In the material below, list every line carrying the string "center".

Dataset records
━━━━━━━━━━
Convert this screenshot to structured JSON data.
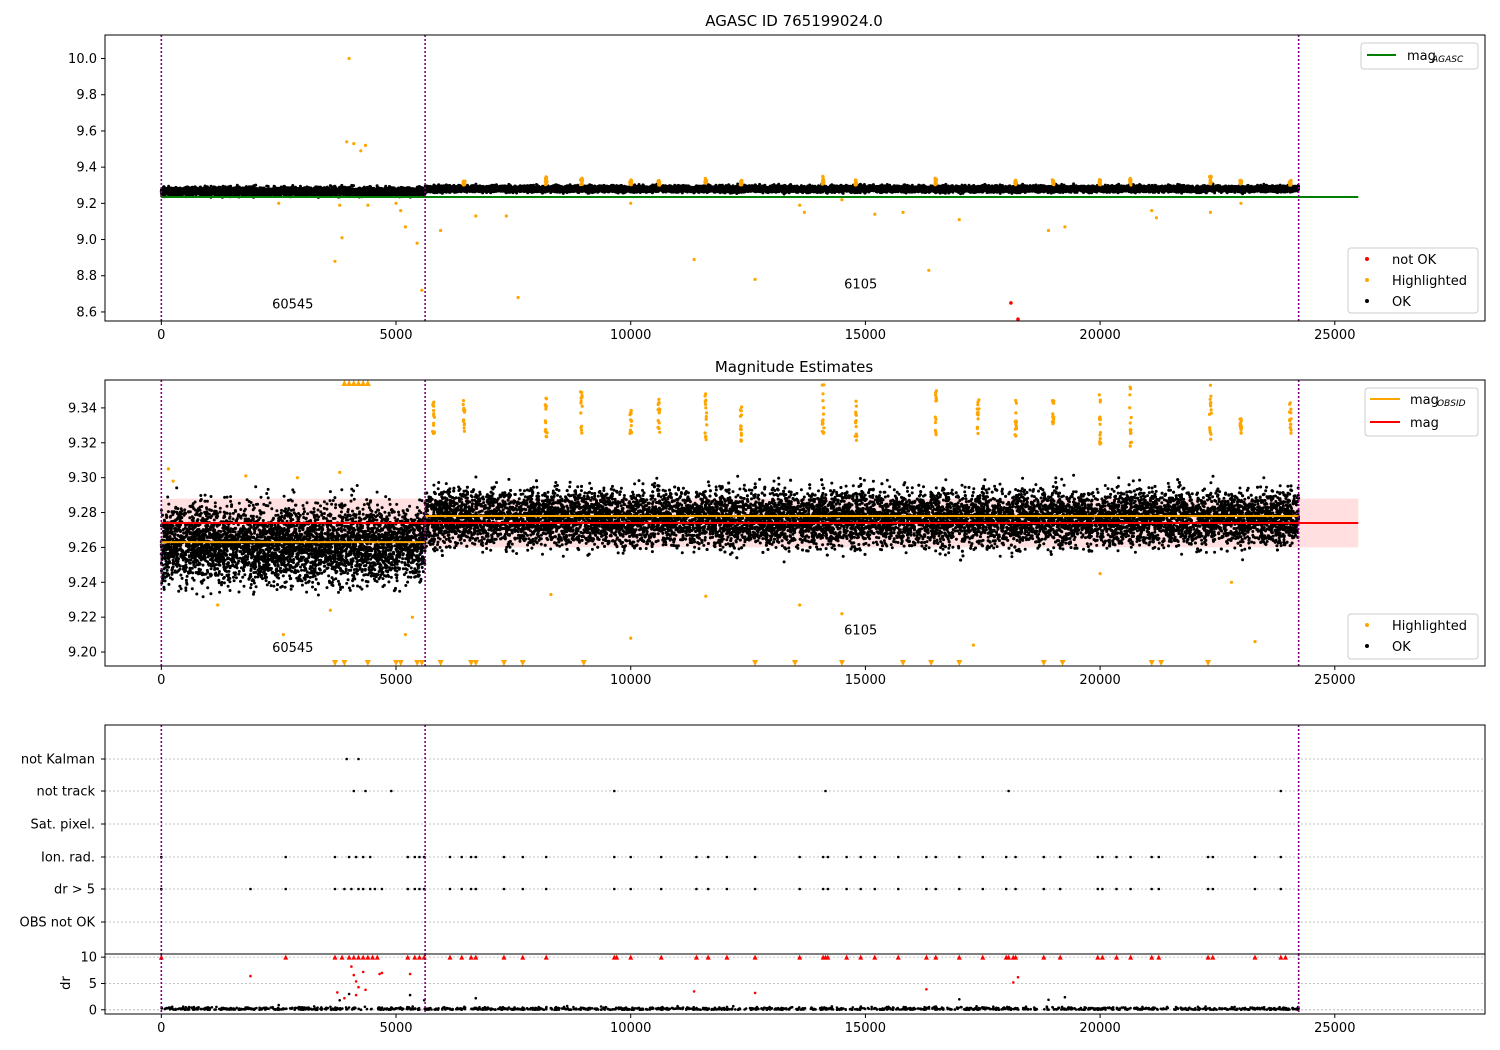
{
  "colors": {
    "ok": "#000000",
    "highlighted": "#ffa500",
    "not_ok": "#ff0000",
    "agasc_line": "#008000",
    "obsid_line": "#ffa500",
    "mag_line": "#ff0000",
    "mag_band": "#ffd7d7",
    "obsid_divider": "#800080",
    "grid": "#b0b0b0"
  },
  "chart_data": [
    {
      "type": "scatter",
      "title": "AGASC ID 765199024.0",
      "xlim": [
        -1200,
        28200
      ],
      "ylim": [
        8.55,
        10.13
      ],
      "x_ticks": [
        0,
        5000,
        10000,
        15000,
        20000,
        25000
      ],
      "x_tick_labels": [
        "0",
        "5000",
        "10000",
        "15000",
        "20000",
        "25000"
      ],
      "y_ticks": [
        8.6,
        8.8,
        9.0,
        9.2,
        9.4,
        9.6,
        9.8,
        10.0
      ],
      "y_tick_labels": [
        "8.6",
        "8.8",
        "9.0",
        "9.2",
        "9.4",
        "9.6",
        "9.8",
        "10.0"
      ],
      "obsid_boundaries": [
        0,
        5620,
        24230
      ],
      "obsid_labels": [
        {
          "text": "60545",
          "x": 2800,
          "y": 8.62
        },
        {
          "text": "6105",
          "x": 14900,
          "y": 8.73
        }
      ],
      "lines": [
        {
          "name": "agasc",
          "legend_label": "mag",
          "legend_sub": "AGASC",
          "x": [
            0,
            25500
          ],
          "y": [
            9.235,
            9.235
          ]
        }
      ],
      "ok_band": [
        {
          "x": [
            0,
            5620
          ],
          "center": 9.265,
          "spread": 0.012
        },
        {
          "x": [
            5620,
            24230
          ],
          "center": 9.28,
          "spread": 0.009
        }
      ],
      "highlighted_points": [
        [
          4000,
          10.0
        ],
        [
          3950,
          9.54
        ],
        [
          4100,
          9.53
        ],
        [
          4250,
          9.49
        ],
        [
          4350,
          9.52
        ],
        [
          3700,
          8.88
        ],
        [
          3850,
          9.01
        ],
        [
          3800,
          9.19
        ],
        [
          4400,
          9.19
        ],
        [
          2500,
          9.2
        ],
        [
          5000,
          9.2
        ],
        [
          5100,
          9.16
        ],
        [
          5200,
          9.07
        ],
        [
          5450,
          8.98
        ],
        [
          5550,
          8.72
        ],
        [
          5950,
          9.05
        ],
        [
          6700,
          9.13
        ],
        [
          7350,
          9.13
        ],
        [
          7600,
          8.68
        ],
        [
          10000,
          9.2
        ],
        [
          11350,
          8.89
        ],
        [
          12650,
          8.78
        ],
        [
          13600,
          9.19
        ],
        [
          13700,
          9.15
        ],
        [
          14500,
          9.22
        ],
        [
          15200,
          9.14
        ],
        [
          15800,
          9.15
        ],
        [
          16350,
          8.83
        ],
        [
          17000,
          9.11
        ],
        [
          18900,
          9.05
        ],
        [
          19250,
          9.07
        ],
        [
          21100,
          9.16
        ],
        [
          21200,
          9.12
        ],
        [
          22350,
          9.15
        ],
        [
          23000,
          9.2
        ]
      ],
      "highlighted_clusters": [
        {
          "x": 6450,
          "y_from": 9.3,
          "y_to": 9.34
        },
        {
          "x": 8200,
          "y_from": 9.3,
          "y_to": 9.35
        },
        {
          "x": 8950,
          "y_from": 9.3,
          "y_to": 9.34
        },
        {
          "x": 10000,
          "y_from": 9.3,
          "y_to": 9.33
        },
        {
          "x": 10600,
          "y_from": 9.3,
          "y_to": 9.33
        },
        {
          "x": 11600,
          "y_from": 9.3,
          "y_to": 9.34
        },
        {
          "x": 12350,
          "y_from": 9.3,
          "y_to": 9.33
        },
        {
          "x": 14100,
          "y_from": 9.3,
          "y_to": 9.35
        },
        {
          "x": 14800,
          "y_from": 9.3,
          "y_to": 9.33
        },
        {
          "x": 16500,
          "y_from": 9.3,
          "y_to": 9.34
        },
        {
          "x": 18200,
          "y_from": 9.3,
          "y_to": 9.33
        },
        {
          "x": 19000,
          "y_from": 9.3,
          "y_to": 9.33
        },
        {
          "x": 20000,
          "y_from": 9.3,
          "y_to": 9.34
        },
        {
          "x": 20650,
          "y_from": 9.3,
          "y_to": 9.34
        },
        {
          "x": 22350,
          "y_from": 9.3,
          "y_to": 9.35
        },
        {
          "x": 23000,
          "y_from": 9.3,
          "y_to": 9.33
        },
        {
          "x": 24050,
          "y_from": 9.3,
          "y_to": 9.33
        }
      ],
      "not_ok_points": [
        [
          18100,
          8.65
        ],
        [
          18250,
          8.56
        ]
      ],
      "legends": [
        {
          "placement": "upper-right",
          "entries": [
            {
              "kind": "line",
              "color": "agasc_line",
              "label": "mag",
              "sub": "AGASC"
            }
          ]
        },
        {
          "placement": "lower-right",
          "entries": [
            {
              "kind": "marker",
              "color": "not_ok",
              "label": "not OK"
            },
            {
              "kind": "marker",
              "color": "highlighted",
              "label": "Highlighted"
            },
            {
              "kind": "marker",
              "color": "ok",
              "label": "OK"
            }
          ]
        }
      ]
    },
    {
      "type": "scatter",
      "title": "Magnitude Estimates",
      "xlim": [
        -1200,
        28200
      ],
      "ylim": [
        9.192,
        9.356
      ],
      "x_ticks": [
        0,
        5000,
        10000,
        15000,
        20000,
        25000
      ],
      "x_tick_labels": [
        "0",
        "5000",
        "10000",
        "15000",
        "20000",
        "25000"
      ],
      "y_ticks": [
        9.2,
        9.22,
        9.24,
        9.26,
        9.28,
        9.3,
        9.32,
        9.34
      ],
      "y_tick_labels": [
        "9.20",
        "9.22",
        "9.24",
        "9.26",
        "9.28",
        "9.30",
        "9.32",
        "9.34"
      ],
      "obsid_boundaries": [
        0,
        5620,
        24230
      ],
      "obsid_labels": [
        {
          "text": "60545",
          "x": 2800,
          "y": 9.2
        },
        {
          "text": "6105",
          "x": 14900,
          "y": 9.21
        }
      ],
      "lines": [
        {
          "name": "mag_obsid_1",
          "x": [
            0,
            5620
          ],
          "y": [
            9.263,
            9.263
          ],
          "color": "obsid_line"
        },
        {
          "name": "mag_obsid_2",
          "x": [
            5620,
            24230
          ],
          "y": [
            9.278,
            9.278
          ],
          "color": "obsid_line"
        },
        {
          "name": "mag",
          "x": [
            0,
            25500
          ],
          "y": [
            9.274,
            9.274
          ],
          "color": "mag_line"
        }
      ],
      "band": {
        "x": [
          0,
          25500
        ],
        "y": [
          9.26,
          9.288
        ]
      },
      "ok_band": [
        {
          "x": [
            0,
            5620
          ],
          "center": 9.262,
          "spread": 0.011
        },
        {
          "x": [
            5620,
            24230
          ],
          "center": 9.277,
          "spread": 0.008
        }
      ],
      "highlighted_points": [
        [
          150,
          9.305
        ],
        [
          250,
          9.298
        ],
        [
          1200,
          9.227
        ],
        [
          2600,
          9.21
        ],
        [
          3600,
          9.224
        ],
        [
          5200,
          9.21
        ],
        [
          5350,
          9.22
        ],
        [
          5800,
          9.33
        ],
        [
          10000,
          9.208
        ],
        [
          13600,
          9.227
        ],
        [
          14500,
          9.222
        ],
        [
          17300,
          9.204
        ],
        [
          23300,
          9.206
        ],
        [
          11600,
          9.232
        ],
        [
          8300,
          9.233
        ],
        [
          1800,
          9.301
        ],
        [
          3800,
          9.303
        ],
        [
          2900,
          9.3
        ],
        [
          20000,
          9.245
        ],
        [
          22800,
          9.24
        ]
      ],
      "highlighted_clusters": [
        {
          "x": 5800,
          "y_from": 9.325,
          "y_to": 9.345
        },
        {
          "x": 6450,
          "y_from": 9.325,
          "y_to": 9.345
        },
        {
          "x": 8200,
          "y_from": 9.322,
          "y_to": 9.35
        },
        {
          "x": 8950,
          "y_from": 9.325,
          "y_to": 9.35
        },
        {
          "x": 10000,
          "y_from": 9.325,
          "y_to": 9.34
        },
        {
          "x": 10600,
          "y_from": 9.325,
          "y_to": 9.345
        },
        {
          "x": 11600,
          "y_from": 9.32,
          "y_to": 9.35
        },
        {
          "x": 12350,
          "y_from": 9.32,
          "y_to": 9.345
        },
        {
          "x": 14100,
          "y_from": 9.325,
          "y_to": 9.355
        },
        {
          "x": 14800,
          "y_from": 9.32,
          "y_to": 9.345
        },
        {
          "x": 16500,
          "y_from": 9.32,
          "y_to": 9.35
        },
        {
          "x": 17400,
          "y_from": 9.325,
          "y_to": 9.345
        },
        {
          "x": 18200,
          "y_from": 9.32,
          "y_to": 9.345
        },
        {
          "x": 19000,
          "y_from": 9.33,
          "y_to": 9.345
        },
        {
          "x": 20000,
          "y_from": 9.318,
          "y_to": 9.348
        },
        {
          "x": 20650,
          "y_from": 9.318,
          "y_to": 9.352
        },
        {
          "x": 22350,
          "y_from": 9.32,
          "y_to": 9.355
        },
        {
          "x": 23000,
          "y_from": 9.325,
          "y_to": 9.335
        },
        {
          "x": 24050,
          "y_from": 9.325,
          "y_to": 9.345
        }
      ],
      "offscale_high_x": [
        3900,
        4000,
        4100,
        4200,
        4300,
        4400
      ],
      "offscale_low_x": [
        3700,
        3900,
        4400,
        5000,
        5100,
        5450,
        5550,
        5950,
        6600,
        6700,
        7300,
        7700,
        9000,
        12650,
        13500,
        14500,
        15800,
        16400,
        17000,
        18800,
        19200,
        21100,
        21300,
        22300
      ],
      "legends": [
        {
          "placement": "upper-right",
          "entries": [
            {
              "kind": "line",
              "color": "obsid_line",
              "label": "mag",
              "sub": "OBSID"
            },
            {
              "kind": "line",
              "color": "mag_line",
              "label": "mag",
              "sub": ""
            }
          ]
        },
        {
          "placement": "lower-right",
          "entries": [
            {
              "kind": "marker",
              "color": "highlighted",
              "label": "Highlighted"
            },
            {
              "kind": "marker",
              "color": "ok",
              "label": "OK"
            }
          ]
        }
      ]
    },
    {
      "type": "scatter",
      "title": "",
      "xlim": [
        -1200,
        28200
      ],
      "categories": [
        "not Kalman",
        "not track",
        "Sat. pixel.",
        "Ion. rad.",
        "dr > 5",
        "OBS not OK"
      ],
      "obsid_boundaries": [
        0,
        5620,
        24230
      ],
      "flag_points": {
        "not Kalman": [
          3950,
          4200
        ],
        "not track": [
          4100,
          4350,
          4900,
          9650,
          14150,
          18050,
          23850
        ],
        "Sat. pixel.": [],
        "Ion. rad.": [
          0,
          2650,
          3700,
          4000,
          4150,
          4300,
          4450,
          5250,
          5400,
          5500,
          5600,
          6150,
          6400,
          6600,
          6700,
          7300,
          7700,
          8200,
          9650,
          10000,
          10650,
          11400,
          11650,
          12050,
          12650,
          13600,
          14100,
          14200,
          14600,
          14900,
          15200,
          15700,
          16300,
          16500,
          17000,
          17500,
          18000,
          18200,
          18800,
          19150,
          19950,
          20050,
          20350,
          20650,
          21100,
          21250,
          22300,
          22400,
          23300,
          23850
        ],
        "dr > 5": [
          0,
          1900,
          2650,
          3700,
          3900,
          4050,
          4200,
          4300,
          4450,
          4550,
          4700,
          5250,
          5400,
          5500,
          5600,
          6150,
          6400,
          6600,
          6700,
          7300,
          7700,
          8200,
          9650,
          10000,
          10650,
          11400,
          11650,
          12050,
          12650,
          13600,
          14100,
          14200,
          14600,
          14900,
          15200,
          15700,
          16300,
          16500,
          17000,
          17500,
          18000,
          18200,
          18800,
          19150,
          19950,
          20050,
          20350,
          20650,
          21100,
          21250,
          22300,
          22400,
          23300,
          23850
        ],
        "OBS not OK": []
      }
    },
    {
      "type": "scatter",
      "title": "",
      "ylabel": "dr",
      "xlim": [
        -1200,
        28200
      ],
      "ylim": [
        -0.8,
        10.6
      ],
      "x_ticks": [
        0,
        5000,
        10000,
        15000,
        20000,
        25000
      ],
      "x_tick_labels": [
        "0",
        "5000",
        "10000",
        "15000",
        "20000",
        "25000"
      ],
      "y_ticks": [
        0,
        5,
        10
      ],
      "y_tick_labels": [
        "0",
        "5",
        "10"
      ],
      "obsid_boundaries": [
        0,
        5620,
        24230
      ],
      "capped_x": [
        0,
        2650,
        3700,
        3850,
        4000,
        4100,
        4200,
        4300,
        4400,
        4500,
        4600,
        5250,
        5400,
        5500,
        5600,
        6150,
        6400,
        6600,
        6700,
        7300,
        7700,
        8200,
        9650,
        9700,
        10000,
        10650,
        11400,
        11650,
        12050,
        12650,
        13600,
        14100,
        14150,
        14200,
        14600,
        14900,
        15200,
        15700,
        16300,
        16500,
        17000,
        17500,
        18000,
        18050,
        18150,
        18200,
        18800,
        19150,
        19950,
        20050,
        20350,
        20650,
        21100,
        21250,
        22300,
        22400,
        23300,
        23850,
        23950
      ],
      "red_points": [
        [
          1900,
          6.4
        ],
        [
          3750,
          3.3
        ],
        [
          3900,
          2.2
        ],
        [
          4050,
          8.2
        ],
        [
          4100,
          6.6
        ],
        [
          4150,
          5.4
        ],
        [
          4200,
          4.3
        ],
        [
          4300,
          7.2
        ],
        [
          4350,
          3.8
        ],
        [
          4150,
          2.8
        ],
        [
          4650,
          6.8
        ],
        [
          4700,
          7.0
        ],
        [
          5300,
          6.8
        ],
        [
          11350,
          3.5
        ],
        [
          12650,
          3.2
        ],
        [
          16300,
          3.9
        ],
        [
          18150,
          5.2
        ],
        [
          18250,
          6.2
        ]
      ],
      "black_points": [
        [
          2500,
          0.9
        ],
        [
          3800,
          1.8
        ],
        [
          4000,
          3.0
        ],
        [
          5300,
          2.8
        ],
        [
          5600,
          1.8
        ],
        [
          6700,
          2.2
        ],
        [
          17000,
          2.0
        ],
        [
          18900,
          1.9
        ],
        [
          19250,
          2.4
        ]
      ]
    }
  ]
}
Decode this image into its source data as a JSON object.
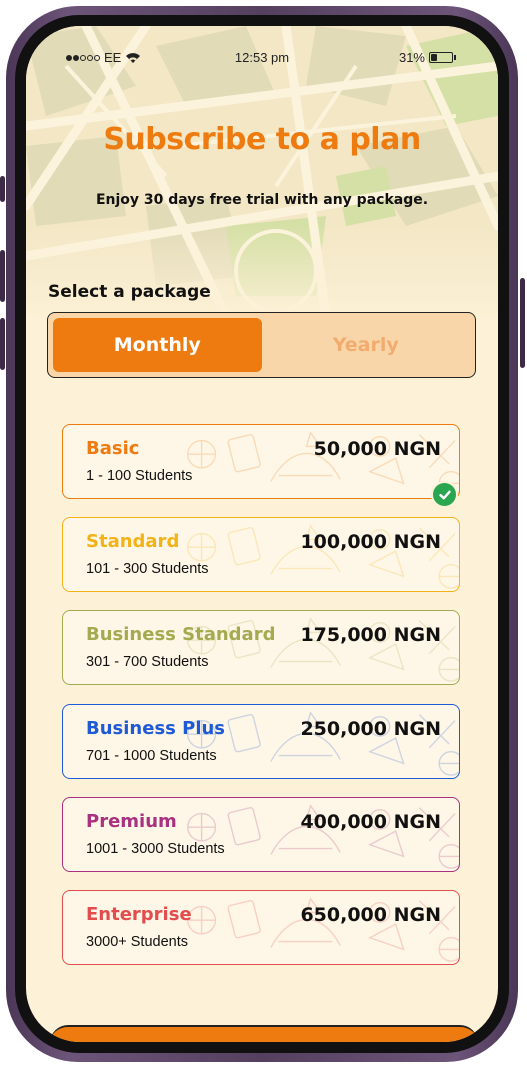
{
  "status_bar": {
    "carrier": "EE",
    "time": "12:53 pm",
    "battery": "31%",
    "battery_level": 0.31
  },
  "header": {
    "title": "Subscribe to a plan",
    "subtitle": "Enjoy 30 days free trial with any package."
  },
  "package_section": {
    "label": "Select a package",
    "tabs": [
      {
        "label": "Monthly",
        "selected": true
      },
      {
        "label": "Yearly",
        "selected": false
      }
    ]
  },
  "plans": [
    {
      "name": "Basic",
      "range": "1 - 100 Students",
      "price": "50,000 NGN",
      "color": "#ee7b10",
      "selected": true
    },
    {
      "name": "Standard",
      "range": "101 - 300 Students",
      "price": "100,000 NGN",
      "color": "#f2b318",
      "selected": false
    },
    {
      "name": "Business Standard",
      "range": "301 - 700 Students",
      "price": "175,000 NGN",
      "color": "#a3ab51",
      "selected": false
    },
    {
      "name": "Business Plus",
      "range": "701 - 1000 Students",
      "price": "250,000 NGN",
      "color": "#1f5ad6",
      "selected": false
    },
    {
      "name": "Premium",
      "range": "1001 - 3000 Students",
      "price": "400,000 NGN",
      "color": "#a8327f",
      "selected": false
    },
    {
      "name": "Enterprise",
      "range": "3000+ Students",
      "price": "650,000 NGN",
      "color": "#e34d4d",
      "selected": false
    }
  ],
  "icons": {
    "wifi": "wifi-icon",
    "battery": "battery-icon",
    "check": "check-circle-icon",
    "signal": "signal-dots-icon"
  }
}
━━━━━━━━━━
Output
          "center": 9.265,
          "center": 9.28,
          "center": 9.262,
          "center": 9.277,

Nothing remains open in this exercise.